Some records
____________
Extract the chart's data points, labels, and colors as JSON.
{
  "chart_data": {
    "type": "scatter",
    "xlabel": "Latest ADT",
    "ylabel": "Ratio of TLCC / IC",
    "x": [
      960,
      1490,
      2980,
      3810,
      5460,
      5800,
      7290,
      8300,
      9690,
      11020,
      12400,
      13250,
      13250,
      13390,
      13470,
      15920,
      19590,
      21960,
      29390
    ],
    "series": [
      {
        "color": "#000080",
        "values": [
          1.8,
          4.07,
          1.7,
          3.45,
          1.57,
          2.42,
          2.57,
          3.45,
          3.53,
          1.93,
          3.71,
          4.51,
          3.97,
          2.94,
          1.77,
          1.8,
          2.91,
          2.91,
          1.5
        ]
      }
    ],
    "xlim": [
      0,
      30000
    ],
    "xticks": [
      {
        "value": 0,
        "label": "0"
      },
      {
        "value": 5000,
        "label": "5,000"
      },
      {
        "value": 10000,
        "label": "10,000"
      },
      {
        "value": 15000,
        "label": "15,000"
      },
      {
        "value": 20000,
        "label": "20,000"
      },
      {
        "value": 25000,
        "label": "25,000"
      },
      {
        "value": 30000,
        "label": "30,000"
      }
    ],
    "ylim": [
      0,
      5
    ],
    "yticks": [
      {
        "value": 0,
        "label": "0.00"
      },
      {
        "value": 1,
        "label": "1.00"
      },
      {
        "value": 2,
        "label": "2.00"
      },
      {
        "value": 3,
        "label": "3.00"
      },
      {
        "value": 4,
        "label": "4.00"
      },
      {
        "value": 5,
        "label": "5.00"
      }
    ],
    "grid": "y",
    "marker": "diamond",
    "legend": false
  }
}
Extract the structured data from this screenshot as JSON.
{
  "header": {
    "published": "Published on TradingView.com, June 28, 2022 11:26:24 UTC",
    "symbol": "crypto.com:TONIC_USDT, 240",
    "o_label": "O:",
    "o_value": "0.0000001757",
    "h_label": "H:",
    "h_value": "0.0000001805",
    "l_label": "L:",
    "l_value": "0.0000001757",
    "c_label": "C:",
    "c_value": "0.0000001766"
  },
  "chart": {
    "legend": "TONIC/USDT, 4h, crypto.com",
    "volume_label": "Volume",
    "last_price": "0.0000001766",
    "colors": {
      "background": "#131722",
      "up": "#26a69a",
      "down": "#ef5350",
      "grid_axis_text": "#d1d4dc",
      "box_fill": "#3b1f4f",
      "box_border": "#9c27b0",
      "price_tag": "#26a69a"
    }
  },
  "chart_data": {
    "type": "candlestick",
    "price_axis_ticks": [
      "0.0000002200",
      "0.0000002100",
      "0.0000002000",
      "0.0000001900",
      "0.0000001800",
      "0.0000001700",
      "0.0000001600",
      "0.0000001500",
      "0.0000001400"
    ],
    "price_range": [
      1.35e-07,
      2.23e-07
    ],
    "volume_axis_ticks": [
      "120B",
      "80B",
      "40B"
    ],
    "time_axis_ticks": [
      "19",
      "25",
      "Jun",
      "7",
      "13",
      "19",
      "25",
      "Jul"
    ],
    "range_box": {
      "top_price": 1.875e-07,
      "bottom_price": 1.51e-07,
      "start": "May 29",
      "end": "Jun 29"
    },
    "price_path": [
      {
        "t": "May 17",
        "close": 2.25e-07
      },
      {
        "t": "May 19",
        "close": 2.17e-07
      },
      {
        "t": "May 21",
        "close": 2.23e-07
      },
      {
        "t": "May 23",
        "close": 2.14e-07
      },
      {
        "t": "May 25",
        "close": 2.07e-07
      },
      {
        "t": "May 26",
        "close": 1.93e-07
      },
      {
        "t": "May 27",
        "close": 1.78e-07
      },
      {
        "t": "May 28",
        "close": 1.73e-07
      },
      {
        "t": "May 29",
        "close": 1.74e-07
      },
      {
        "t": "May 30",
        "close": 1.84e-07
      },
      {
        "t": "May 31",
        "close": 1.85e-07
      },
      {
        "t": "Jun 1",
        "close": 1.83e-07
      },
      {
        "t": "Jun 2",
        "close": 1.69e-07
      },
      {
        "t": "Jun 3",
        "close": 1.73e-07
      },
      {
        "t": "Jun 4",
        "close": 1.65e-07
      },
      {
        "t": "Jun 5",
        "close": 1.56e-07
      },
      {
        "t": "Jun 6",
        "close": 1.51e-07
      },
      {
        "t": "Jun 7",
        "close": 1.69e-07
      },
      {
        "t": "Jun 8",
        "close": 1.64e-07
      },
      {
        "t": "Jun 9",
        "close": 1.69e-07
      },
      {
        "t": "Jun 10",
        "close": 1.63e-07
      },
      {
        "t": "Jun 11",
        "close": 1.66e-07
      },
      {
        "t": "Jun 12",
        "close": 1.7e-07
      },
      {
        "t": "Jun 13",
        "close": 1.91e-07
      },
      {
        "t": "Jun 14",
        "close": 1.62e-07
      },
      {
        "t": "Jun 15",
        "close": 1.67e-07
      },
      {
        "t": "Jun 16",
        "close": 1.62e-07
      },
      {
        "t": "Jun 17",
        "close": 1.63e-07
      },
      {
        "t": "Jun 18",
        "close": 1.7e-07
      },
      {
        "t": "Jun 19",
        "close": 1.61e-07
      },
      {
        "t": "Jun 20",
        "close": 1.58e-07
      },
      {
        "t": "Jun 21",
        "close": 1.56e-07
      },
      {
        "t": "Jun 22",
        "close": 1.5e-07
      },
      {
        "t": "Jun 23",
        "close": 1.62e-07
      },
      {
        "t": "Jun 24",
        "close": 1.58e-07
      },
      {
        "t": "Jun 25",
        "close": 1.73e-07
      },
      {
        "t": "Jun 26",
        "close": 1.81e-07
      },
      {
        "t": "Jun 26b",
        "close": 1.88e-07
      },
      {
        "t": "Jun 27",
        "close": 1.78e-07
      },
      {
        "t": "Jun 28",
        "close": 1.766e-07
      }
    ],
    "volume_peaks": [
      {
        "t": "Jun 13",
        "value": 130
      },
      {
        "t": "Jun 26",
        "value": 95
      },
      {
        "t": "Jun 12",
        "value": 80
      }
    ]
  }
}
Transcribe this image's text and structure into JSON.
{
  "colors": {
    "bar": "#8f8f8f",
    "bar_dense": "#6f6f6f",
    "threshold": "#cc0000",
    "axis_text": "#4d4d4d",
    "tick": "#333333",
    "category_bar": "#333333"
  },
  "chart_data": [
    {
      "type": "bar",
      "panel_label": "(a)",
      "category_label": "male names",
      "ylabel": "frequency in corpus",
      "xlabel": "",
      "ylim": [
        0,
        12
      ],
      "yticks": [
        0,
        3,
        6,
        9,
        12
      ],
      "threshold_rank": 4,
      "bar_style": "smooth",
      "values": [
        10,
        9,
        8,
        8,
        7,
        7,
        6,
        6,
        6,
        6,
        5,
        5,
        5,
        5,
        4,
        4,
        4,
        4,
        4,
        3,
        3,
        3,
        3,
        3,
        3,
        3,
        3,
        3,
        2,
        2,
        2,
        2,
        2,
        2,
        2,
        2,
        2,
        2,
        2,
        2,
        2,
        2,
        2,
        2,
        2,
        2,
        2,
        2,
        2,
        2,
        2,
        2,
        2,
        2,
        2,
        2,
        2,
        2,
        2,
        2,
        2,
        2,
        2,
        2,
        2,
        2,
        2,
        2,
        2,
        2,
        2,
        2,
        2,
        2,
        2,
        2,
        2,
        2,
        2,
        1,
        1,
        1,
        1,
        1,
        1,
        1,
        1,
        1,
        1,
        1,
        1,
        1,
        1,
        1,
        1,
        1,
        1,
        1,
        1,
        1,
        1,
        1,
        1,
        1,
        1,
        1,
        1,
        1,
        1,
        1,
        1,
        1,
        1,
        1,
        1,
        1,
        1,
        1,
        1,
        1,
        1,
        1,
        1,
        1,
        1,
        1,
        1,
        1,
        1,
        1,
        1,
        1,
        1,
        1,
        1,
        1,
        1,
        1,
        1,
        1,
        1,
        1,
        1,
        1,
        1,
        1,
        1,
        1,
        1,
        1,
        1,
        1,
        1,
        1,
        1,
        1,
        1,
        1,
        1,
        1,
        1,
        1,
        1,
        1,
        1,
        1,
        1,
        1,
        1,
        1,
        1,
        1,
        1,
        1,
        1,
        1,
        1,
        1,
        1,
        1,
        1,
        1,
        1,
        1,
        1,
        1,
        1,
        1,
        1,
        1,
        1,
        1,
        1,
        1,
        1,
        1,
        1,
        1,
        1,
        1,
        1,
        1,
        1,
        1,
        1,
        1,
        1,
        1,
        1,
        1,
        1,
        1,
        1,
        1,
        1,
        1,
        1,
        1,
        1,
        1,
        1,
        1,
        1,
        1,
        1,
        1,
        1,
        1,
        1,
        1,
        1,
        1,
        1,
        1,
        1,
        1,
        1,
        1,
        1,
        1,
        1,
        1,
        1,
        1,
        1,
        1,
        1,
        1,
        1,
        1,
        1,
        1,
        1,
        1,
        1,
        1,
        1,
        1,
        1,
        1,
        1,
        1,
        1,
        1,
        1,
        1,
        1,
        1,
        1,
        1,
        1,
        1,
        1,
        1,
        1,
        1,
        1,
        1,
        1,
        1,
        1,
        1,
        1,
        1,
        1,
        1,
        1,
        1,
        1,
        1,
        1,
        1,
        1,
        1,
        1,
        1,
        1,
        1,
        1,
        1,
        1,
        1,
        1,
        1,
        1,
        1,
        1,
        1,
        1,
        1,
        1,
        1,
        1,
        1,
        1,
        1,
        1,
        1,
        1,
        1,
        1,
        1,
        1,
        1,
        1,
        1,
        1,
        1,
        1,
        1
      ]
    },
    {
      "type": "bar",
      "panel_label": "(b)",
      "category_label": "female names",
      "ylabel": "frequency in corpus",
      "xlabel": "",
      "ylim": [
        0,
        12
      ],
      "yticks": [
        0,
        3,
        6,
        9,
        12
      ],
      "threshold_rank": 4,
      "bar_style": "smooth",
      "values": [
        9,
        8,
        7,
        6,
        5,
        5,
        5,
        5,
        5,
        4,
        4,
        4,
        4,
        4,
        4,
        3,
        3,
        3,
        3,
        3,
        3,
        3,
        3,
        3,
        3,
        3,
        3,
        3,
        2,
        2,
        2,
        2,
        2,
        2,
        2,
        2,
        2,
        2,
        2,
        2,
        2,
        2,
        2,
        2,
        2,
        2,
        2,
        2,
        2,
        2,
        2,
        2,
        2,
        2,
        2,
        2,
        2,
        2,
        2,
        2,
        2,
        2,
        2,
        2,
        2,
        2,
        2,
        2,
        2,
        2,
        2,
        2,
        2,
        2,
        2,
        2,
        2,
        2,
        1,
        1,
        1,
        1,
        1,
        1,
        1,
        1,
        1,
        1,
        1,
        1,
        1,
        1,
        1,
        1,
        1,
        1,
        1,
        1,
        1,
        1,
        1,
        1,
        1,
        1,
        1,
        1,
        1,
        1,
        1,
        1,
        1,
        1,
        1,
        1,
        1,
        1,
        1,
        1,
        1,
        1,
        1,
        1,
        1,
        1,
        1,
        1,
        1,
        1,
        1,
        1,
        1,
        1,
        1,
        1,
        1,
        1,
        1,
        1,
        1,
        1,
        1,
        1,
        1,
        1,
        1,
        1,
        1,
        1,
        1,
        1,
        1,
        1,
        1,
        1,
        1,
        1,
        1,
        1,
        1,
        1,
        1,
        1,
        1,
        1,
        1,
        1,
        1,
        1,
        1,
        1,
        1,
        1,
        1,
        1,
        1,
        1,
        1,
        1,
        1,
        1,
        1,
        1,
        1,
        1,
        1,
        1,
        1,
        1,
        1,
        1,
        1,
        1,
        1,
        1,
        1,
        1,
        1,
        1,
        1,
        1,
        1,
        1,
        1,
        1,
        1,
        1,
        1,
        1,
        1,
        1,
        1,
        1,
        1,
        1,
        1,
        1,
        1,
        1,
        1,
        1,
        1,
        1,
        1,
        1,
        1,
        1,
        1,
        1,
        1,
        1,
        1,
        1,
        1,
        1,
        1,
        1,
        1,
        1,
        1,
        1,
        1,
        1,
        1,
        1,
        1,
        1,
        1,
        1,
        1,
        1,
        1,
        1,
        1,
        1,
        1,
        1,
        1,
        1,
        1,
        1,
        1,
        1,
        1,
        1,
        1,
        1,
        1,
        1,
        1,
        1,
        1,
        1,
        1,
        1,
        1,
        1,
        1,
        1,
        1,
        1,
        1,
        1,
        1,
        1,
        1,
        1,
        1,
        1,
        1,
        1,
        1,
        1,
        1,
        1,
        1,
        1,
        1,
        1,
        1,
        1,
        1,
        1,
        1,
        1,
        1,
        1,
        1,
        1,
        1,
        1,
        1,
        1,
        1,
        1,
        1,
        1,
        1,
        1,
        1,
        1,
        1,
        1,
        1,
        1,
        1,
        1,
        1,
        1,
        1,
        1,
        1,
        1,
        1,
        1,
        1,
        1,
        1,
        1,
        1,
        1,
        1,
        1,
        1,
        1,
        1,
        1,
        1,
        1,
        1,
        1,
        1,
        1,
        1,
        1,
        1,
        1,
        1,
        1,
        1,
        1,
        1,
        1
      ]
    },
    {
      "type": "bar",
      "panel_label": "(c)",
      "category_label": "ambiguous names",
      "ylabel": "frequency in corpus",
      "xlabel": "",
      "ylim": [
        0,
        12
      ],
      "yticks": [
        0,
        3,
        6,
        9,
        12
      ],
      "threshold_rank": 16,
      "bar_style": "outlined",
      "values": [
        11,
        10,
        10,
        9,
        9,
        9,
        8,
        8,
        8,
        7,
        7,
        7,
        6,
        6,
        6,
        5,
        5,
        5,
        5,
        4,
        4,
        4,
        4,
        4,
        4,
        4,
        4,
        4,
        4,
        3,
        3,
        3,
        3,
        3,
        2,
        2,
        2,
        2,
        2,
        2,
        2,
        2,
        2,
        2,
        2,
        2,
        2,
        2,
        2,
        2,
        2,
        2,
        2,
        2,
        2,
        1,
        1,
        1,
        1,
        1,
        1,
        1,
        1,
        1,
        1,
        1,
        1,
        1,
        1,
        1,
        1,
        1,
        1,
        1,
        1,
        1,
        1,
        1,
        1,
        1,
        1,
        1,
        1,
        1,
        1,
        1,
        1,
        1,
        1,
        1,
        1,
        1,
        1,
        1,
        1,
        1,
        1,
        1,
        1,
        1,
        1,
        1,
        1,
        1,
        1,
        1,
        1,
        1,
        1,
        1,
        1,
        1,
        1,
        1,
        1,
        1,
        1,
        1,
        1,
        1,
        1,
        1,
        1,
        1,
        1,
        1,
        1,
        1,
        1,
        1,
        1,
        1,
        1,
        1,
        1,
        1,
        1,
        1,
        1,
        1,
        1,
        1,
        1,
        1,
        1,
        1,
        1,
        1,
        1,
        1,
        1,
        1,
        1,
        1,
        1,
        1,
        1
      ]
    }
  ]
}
____________
Problem requirements
Copy every line in the entries above that has the string "this" in it.

Written response
Extract the structured data from this screenshot as JSON.
Transcribe this image's text and structure into JSON.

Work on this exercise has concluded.